**SHORT TASK:** Repeat word for word everything from the line containing "Serialize everything readable" to the end of the listing, first and last lines included, and only that.
--- SUPPLIED DATA ---
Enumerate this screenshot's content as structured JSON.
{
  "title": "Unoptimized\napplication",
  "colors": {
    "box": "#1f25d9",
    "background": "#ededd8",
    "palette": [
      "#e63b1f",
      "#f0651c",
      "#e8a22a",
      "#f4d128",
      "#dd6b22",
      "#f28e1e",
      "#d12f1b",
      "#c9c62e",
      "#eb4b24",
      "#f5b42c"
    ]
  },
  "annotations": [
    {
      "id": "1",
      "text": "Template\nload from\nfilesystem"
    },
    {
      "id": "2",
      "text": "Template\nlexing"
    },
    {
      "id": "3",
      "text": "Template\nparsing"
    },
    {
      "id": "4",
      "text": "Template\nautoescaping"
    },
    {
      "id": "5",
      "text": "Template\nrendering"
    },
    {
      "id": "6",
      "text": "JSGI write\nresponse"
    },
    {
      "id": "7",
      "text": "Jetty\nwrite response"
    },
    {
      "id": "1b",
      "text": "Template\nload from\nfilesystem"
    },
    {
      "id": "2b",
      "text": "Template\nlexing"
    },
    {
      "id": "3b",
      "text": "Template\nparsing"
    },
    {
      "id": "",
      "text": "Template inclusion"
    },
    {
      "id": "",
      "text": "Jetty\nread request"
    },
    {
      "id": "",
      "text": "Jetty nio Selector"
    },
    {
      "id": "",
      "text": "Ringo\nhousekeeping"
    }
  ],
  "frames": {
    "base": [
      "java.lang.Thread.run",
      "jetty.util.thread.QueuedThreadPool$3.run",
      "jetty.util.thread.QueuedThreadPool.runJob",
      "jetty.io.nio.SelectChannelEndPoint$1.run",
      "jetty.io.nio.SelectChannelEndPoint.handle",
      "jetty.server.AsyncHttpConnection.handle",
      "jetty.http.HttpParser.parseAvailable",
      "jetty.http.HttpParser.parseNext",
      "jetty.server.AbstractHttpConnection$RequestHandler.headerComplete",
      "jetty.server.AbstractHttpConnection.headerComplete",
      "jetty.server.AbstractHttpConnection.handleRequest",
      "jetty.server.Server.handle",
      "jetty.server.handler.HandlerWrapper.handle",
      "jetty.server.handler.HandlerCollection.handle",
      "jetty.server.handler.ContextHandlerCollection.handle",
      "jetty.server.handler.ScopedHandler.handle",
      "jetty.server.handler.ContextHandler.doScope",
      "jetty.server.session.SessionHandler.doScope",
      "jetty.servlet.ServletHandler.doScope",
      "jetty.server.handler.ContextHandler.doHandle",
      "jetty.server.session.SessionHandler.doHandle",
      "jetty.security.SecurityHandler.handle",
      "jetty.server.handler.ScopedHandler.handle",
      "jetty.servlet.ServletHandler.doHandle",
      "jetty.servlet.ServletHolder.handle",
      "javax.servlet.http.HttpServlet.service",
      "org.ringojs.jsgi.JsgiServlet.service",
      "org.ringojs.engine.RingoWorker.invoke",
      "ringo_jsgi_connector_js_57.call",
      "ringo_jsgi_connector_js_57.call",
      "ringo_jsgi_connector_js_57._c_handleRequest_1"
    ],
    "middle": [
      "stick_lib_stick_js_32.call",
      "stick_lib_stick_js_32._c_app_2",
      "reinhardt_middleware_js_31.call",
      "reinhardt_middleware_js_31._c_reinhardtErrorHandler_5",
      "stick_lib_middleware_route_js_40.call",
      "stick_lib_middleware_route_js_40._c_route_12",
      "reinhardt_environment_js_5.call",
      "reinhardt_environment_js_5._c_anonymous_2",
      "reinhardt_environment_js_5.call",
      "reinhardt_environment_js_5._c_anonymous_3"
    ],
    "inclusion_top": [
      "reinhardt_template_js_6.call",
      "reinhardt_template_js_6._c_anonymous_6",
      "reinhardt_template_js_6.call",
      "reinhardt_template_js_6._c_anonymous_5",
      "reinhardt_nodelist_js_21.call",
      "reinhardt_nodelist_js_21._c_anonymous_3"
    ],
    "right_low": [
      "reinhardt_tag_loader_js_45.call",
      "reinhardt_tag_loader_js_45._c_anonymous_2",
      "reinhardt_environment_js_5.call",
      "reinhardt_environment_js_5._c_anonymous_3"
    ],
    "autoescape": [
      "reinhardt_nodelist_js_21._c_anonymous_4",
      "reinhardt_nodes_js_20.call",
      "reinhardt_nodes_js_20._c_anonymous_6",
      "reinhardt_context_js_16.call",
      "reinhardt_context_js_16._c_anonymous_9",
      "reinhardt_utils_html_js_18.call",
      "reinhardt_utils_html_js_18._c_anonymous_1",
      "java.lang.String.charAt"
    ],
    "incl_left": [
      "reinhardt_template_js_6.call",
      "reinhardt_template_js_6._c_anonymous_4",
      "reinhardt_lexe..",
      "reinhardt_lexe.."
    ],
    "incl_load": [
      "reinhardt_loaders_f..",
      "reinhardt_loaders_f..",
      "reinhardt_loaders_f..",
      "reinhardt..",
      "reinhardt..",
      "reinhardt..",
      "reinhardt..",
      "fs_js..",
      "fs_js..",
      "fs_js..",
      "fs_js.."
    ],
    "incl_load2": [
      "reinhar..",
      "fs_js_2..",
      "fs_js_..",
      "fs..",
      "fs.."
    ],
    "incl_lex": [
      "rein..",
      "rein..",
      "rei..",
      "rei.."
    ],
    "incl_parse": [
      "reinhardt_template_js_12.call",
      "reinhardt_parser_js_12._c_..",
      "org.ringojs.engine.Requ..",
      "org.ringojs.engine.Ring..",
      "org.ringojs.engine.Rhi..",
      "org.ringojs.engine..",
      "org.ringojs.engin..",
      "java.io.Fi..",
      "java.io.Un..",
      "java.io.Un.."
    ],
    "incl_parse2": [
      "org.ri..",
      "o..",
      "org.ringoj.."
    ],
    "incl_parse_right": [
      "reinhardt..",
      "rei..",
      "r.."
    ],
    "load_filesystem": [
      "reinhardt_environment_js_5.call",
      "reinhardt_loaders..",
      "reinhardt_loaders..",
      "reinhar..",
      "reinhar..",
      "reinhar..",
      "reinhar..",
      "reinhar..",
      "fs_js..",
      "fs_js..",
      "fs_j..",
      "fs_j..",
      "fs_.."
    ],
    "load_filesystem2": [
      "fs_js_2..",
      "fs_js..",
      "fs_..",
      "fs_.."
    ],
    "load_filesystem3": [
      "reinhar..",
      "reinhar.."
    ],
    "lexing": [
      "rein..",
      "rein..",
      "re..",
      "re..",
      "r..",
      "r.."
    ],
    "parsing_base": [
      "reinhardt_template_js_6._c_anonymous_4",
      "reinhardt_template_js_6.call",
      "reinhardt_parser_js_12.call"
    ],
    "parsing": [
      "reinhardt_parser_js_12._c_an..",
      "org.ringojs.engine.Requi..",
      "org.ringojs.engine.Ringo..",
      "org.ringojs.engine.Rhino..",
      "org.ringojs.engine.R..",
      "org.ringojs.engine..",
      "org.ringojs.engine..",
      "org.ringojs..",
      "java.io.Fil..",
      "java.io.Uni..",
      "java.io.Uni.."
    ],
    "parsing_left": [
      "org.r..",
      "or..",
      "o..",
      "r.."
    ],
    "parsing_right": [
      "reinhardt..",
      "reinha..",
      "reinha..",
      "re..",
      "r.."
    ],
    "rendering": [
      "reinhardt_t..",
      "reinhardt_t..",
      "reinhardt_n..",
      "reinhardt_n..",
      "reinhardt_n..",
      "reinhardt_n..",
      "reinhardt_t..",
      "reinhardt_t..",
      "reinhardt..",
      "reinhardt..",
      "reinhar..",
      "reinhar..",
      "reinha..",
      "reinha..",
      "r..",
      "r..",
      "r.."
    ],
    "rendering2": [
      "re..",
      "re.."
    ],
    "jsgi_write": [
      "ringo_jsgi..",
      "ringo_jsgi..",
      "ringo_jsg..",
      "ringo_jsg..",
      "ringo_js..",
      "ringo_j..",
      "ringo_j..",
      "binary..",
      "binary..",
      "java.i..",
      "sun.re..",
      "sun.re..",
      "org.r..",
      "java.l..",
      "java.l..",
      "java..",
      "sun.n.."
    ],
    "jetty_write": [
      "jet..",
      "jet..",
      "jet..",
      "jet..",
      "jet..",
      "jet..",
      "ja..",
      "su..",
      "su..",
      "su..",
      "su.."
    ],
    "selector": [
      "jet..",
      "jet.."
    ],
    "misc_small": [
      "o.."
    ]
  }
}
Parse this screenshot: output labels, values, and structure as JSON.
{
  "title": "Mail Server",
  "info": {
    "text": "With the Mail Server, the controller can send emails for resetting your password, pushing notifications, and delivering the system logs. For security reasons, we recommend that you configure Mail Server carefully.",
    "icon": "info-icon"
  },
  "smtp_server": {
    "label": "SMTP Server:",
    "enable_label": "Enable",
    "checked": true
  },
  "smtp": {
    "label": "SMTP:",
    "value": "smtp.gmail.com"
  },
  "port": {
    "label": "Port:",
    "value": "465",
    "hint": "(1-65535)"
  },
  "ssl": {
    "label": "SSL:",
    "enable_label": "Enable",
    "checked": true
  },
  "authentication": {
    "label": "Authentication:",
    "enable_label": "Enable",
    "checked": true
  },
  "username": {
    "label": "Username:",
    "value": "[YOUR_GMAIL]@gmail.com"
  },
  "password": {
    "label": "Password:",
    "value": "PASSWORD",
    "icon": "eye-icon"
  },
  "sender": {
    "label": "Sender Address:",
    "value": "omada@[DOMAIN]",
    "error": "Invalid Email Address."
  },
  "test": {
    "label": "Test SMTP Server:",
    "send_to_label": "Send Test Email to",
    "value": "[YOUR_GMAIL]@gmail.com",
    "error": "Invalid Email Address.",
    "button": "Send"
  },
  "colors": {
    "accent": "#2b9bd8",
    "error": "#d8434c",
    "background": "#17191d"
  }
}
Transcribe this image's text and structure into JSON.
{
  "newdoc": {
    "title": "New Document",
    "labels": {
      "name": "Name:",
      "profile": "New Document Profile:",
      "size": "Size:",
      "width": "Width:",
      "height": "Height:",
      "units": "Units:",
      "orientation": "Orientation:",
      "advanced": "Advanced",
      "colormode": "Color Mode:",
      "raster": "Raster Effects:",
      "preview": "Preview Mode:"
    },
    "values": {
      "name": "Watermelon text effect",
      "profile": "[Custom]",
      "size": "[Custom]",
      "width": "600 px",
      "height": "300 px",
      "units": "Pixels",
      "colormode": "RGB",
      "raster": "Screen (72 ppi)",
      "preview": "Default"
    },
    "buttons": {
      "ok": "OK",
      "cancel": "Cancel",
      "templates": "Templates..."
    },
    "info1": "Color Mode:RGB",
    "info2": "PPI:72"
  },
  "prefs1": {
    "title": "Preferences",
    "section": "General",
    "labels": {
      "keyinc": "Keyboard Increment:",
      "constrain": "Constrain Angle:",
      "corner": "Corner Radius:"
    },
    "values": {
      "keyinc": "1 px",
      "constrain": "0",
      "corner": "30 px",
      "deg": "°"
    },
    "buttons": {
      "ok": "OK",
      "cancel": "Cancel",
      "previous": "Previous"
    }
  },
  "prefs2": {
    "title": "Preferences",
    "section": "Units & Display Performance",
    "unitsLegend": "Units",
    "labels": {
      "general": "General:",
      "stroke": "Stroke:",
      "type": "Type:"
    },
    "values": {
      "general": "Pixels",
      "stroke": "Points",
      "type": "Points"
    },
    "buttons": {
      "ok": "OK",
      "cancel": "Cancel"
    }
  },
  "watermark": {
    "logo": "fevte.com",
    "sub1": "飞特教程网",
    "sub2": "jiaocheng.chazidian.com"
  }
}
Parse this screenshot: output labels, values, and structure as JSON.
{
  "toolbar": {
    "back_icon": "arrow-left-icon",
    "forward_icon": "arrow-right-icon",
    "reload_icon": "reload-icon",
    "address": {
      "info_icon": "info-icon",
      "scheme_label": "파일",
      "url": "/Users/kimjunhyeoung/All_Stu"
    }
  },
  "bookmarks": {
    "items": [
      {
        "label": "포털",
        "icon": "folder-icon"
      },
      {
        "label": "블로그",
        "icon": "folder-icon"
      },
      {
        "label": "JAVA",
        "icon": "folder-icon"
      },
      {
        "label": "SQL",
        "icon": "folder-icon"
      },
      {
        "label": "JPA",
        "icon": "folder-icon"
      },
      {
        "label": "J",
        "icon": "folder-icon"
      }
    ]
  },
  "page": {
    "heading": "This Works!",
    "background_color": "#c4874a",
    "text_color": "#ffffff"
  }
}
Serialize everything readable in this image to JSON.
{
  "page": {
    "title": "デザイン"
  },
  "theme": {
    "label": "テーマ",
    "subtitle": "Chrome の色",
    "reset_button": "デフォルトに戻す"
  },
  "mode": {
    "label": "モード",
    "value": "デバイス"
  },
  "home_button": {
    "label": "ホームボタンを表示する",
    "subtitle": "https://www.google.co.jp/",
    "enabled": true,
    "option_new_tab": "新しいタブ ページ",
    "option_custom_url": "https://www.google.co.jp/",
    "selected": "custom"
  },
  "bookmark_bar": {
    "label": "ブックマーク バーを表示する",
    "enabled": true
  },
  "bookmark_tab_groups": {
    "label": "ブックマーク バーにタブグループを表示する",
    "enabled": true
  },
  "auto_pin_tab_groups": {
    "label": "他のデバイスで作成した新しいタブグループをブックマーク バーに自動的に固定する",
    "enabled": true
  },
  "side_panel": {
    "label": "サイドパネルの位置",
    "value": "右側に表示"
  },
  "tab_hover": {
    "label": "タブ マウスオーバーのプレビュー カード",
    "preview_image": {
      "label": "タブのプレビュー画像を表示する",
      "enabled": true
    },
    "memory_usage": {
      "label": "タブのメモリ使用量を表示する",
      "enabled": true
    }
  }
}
---
**EXERCISE SOLUTION:**
Serialize everything readable in this image to JSON.
{
  "page": {
    "title": "デザイン"
  },
  "theme": {
    "label": "テーマ",
    "subtitle": "Chrome の色",
    "reset_button": "デフォルトに戻す"
  },
  "mode": {
    "label": "モード",
    "value": "デバイス"
  },
  "home_button": {
    "label": "ホームボタンを表示する",
    "subtitle": "https://www.google.co.jp/",
    "enabled": true,
    "option_new_tab": "新しいタブ ページ",
    "option_custom_url": "https://www.google.co.jp/",
    "selected": "custom"
  },
  "bookmark_bar": {
    "label": "ブックマーク バーを表示する",
    "enabled": true
  },
  "bookmark_tab_groups": {
    "label": "ブックマーク バーにタブグループを表示する",
    "enabled": true
  },
  "auto_pin_tab_groups": {
    "label": "他のデバイスで作成した新しいタブグループをブックマーク バーに自動的に固定する",
    "enabled": true
  },
  "side_panel": {
    "label": "サイドパネルの位置",
    "value": "右側に表示"
  },
  "tab_hover": {
    "label": "タブ マウスオーバーのプレビュー カード",
    "preview_image": {
      "label": "タブのプレビュー画像を表示する",
      "enabled": true
    },
    "memory_usage": {
      "label": "タブのメモリ使用量を表示する",
      "enabled": true
    }
  }
}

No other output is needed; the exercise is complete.